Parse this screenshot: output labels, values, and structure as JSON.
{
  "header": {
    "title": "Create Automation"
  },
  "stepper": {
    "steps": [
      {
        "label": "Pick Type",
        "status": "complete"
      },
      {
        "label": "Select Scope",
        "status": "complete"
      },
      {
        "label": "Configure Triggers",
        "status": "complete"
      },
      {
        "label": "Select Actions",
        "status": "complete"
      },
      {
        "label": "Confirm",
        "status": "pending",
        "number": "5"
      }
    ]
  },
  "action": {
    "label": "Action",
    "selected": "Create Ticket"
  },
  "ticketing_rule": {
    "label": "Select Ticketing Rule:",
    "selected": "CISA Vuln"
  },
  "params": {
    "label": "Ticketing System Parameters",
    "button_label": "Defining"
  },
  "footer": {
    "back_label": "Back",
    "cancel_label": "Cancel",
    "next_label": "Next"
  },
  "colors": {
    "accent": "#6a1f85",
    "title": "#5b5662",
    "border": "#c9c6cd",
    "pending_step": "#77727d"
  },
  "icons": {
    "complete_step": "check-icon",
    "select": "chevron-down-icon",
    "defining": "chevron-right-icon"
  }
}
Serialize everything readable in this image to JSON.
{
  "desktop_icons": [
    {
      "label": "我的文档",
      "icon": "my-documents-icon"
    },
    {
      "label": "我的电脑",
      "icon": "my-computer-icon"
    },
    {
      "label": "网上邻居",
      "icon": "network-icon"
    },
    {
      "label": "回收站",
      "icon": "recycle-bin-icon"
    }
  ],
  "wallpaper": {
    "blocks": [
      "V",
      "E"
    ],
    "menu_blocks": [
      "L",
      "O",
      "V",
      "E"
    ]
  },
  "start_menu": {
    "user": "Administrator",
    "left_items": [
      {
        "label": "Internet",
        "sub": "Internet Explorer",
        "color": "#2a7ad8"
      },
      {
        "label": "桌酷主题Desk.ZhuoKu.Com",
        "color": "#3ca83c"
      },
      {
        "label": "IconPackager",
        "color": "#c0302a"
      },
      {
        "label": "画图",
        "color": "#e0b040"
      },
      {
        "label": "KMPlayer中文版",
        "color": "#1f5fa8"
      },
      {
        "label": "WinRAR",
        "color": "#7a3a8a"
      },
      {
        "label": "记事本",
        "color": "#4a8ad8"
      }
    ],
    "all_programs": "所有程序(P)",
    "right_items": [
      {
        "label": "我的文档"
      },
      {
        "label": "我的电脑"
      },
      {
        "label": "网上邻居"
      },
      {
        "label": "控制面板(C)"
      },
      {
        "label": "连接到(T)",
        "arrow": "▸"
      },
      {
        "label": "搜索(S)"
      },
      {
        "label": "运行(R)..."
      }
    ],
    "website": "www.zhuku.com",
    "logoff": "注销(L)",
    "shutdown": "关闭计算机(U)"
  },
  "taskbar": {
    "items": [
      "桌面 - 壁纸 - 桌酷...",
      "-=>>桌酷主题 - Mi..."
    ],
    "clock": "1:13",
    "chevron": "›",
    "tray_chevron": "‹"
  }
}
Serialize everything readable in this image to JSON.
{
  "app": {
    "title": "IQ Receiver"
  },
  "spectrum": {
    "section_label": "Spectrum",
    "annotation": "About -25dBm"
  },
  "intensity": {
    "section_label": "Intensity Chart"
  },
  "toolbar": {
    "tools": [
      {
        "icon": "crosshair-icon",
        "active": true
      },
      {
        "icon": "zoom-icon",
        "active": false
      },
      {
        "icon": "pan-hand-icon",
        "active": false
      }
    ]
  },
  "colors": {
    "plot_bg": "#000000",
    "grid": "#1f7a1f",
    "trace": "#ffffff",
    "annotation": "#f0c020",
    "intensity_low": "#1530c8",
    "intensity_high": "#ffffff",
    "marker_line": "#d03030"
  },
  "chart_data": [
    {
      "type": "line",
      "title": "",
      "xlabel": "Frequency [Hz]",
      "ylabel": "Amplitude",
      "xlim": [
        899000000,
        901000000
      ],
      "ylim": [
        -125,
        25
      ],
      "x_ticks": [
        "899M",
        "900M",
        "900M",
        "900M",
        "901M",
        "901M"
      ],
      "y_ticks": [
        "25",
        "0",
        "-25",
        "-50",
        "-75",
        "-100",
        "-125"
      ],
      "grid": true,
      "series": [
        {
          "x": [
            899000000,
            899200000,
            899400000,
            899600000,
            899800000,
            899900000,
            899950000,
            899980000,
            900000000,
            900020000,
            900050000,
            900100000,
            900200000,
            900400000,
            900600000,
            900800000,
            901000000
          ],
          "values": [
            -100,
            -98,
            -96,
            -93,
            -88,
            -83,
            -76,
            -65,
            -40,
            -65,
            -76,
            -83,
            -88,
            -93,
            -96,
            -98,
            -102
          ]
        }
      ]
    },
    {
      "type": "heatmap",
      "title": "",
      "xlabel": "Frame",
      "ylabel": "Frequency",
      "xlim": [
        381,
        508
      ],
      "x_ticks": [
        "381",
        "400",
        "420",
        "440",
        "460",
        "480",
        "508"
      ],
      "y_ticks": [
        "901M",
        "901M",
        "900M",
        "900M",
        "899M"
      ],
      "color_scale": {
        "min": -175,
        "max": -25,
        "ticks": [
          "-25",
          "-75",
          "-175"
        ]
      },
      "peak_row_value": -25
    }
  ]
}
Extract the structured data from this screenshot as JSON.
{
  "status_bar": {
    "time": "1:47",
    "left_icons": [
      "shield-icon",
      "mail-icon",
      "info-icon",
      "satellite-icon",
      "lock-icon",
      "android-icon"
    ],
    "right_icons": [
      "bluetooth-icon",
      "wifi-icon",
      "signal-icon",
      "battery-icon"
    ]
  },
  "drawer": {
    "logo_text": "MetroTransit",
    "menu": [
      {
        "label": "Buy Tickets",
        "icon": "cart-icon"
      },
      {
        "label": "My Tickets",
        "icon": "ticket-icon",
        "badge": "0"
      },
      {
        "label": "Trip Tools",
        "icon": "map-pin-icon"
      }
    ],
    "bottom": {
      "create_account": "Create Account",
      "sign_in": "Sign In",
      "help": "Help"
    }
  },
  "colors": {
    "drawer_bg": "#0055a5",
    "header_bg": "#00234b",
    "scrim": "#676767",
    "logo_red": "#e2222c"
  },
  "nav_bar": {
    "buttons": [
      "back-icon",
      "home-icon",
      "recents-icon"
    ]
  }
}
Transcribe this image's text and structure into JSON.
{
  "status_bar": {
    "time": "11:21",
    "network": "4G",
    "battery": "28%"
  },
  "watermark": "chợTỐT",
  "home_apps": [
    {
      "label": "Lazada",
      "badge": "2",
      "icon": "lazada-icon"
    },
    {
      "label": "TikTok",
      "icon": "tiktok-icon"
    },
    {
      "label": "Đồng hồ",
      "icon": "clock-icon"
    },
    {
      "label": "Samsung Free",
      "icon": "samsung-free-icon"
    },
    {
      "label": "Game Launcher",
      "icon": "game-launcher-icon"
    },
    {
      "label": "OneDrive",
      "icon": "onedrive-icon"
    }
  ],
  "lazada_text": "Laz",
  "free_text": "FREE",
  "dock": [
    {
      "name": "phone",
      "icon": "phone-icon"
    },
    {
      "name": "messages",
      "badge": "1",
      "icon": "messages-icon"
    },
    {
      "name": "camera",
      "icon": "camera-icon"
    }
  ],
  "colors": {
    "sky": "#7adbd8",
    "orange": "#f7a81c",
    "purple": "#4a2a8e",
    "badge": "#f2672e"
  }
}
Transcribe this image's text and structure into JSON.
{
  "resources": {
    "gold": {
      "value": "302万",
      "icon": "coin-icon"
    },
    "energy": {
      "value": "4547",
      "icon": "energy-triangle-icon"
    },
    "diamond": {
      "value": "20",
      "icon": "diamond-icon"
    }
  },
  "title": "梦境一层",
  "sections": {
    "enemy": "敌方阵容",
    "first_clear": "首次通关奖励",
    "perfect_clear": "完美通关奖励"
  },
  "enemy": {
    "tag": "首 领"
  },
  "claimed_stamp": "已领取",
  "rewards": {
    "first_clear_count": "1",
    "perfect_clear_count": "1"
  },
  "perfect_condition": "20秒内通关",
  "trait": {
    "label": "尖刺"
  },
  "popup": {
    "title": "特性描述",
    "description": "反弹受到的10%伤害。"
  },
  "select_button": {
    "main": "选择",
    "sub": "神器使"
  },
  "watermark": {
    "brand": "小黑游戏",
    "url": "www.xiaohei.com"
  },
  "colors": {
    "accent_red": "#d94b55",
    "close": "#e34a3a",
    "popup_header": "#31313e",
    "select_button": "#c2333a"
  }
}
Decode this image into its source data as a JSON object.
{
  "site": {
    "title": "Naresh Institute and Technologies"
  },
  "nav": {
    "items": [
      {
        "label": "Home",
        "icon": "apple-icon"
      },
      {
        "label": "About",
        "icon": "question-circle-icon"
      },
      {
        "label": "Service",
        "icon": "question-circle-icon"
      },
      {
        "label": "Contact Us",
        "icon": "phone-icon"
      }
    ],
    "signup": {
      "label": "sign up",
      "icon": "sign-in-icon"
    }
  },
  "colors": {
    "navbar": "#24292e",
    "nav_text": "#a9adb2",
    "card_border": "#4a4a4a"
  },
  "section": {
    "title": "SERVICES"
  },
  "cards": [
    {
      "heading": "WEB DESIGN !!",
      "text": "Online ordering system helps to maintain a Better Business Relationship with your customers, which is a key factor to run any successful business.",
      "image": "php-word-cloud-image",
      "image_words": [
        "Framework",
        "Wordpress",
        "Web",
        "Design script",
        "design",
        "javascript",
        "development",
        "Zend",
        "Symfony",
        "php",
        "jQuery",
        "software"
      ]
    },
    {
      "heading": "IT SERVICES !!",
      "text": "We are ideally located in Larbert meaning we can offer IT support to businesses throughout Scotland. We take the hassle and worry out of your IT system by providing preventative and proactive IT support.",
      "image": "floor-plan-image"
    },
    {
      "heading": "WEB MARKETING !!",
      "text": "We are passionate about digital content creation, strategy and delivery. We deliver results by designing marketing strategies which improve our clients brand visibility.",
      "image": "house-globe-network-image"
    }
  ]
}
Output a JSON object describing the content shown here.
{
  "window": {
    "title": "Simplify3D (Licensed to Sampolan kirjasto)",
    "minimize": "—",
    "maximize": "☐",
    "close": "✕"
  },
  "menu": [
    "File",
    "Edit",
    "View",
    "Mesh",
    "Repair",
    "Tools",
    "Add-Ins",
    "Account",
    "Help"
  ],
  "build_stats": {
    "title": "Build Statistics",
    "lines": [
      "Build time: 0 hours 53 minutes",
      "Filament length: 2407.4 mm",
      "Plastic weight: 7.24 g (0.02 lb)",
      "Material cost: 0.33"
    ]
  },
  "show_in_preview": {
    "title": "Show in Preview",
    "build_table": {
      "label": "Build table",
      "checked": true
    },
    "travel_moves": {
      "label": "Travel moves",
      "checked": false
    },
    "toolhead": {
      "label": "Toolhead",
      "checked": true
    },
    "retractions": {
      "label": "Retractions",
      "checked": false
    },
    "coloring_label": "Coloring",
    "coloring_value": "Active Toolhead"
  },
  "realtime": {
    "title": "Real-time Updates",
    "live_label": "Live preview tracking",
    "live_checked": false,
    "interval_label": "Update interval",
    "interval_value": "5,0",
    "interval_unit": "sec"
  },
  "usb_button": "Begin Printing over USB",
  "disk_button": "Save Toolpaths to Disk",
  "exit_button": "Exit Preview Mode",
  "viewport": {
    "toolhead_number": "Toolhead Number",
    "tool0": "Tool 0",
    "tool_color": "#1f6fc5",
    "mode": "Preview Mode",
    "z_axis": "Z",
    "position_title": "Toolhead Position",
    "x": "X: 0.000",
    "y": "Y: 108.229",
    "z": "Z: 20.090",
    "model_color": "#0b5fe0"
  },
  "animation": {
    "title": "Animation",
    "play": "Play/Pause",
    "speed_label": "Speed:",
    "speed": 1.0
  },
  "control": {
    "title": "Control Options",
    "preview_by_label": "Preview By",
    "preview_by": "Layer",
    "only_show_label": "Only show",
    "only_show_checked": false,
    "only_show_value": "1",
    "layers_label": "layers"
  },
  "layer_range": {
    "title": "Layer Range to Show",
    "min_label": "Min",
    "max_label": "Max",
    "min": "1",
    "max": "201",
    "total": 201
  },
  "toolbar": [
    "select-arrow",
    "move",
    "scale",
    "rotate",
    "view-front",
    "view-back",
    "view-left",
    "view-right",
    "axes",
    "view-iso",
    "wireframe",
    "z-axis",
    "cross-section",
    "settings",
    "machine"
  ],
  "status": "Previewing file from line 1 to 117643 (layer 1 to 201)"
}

────────────────────────────────────────

=== TASK ===
Provide only the count of lines in the material above that hold the word "brand".

=== FINAL RESULT ===
2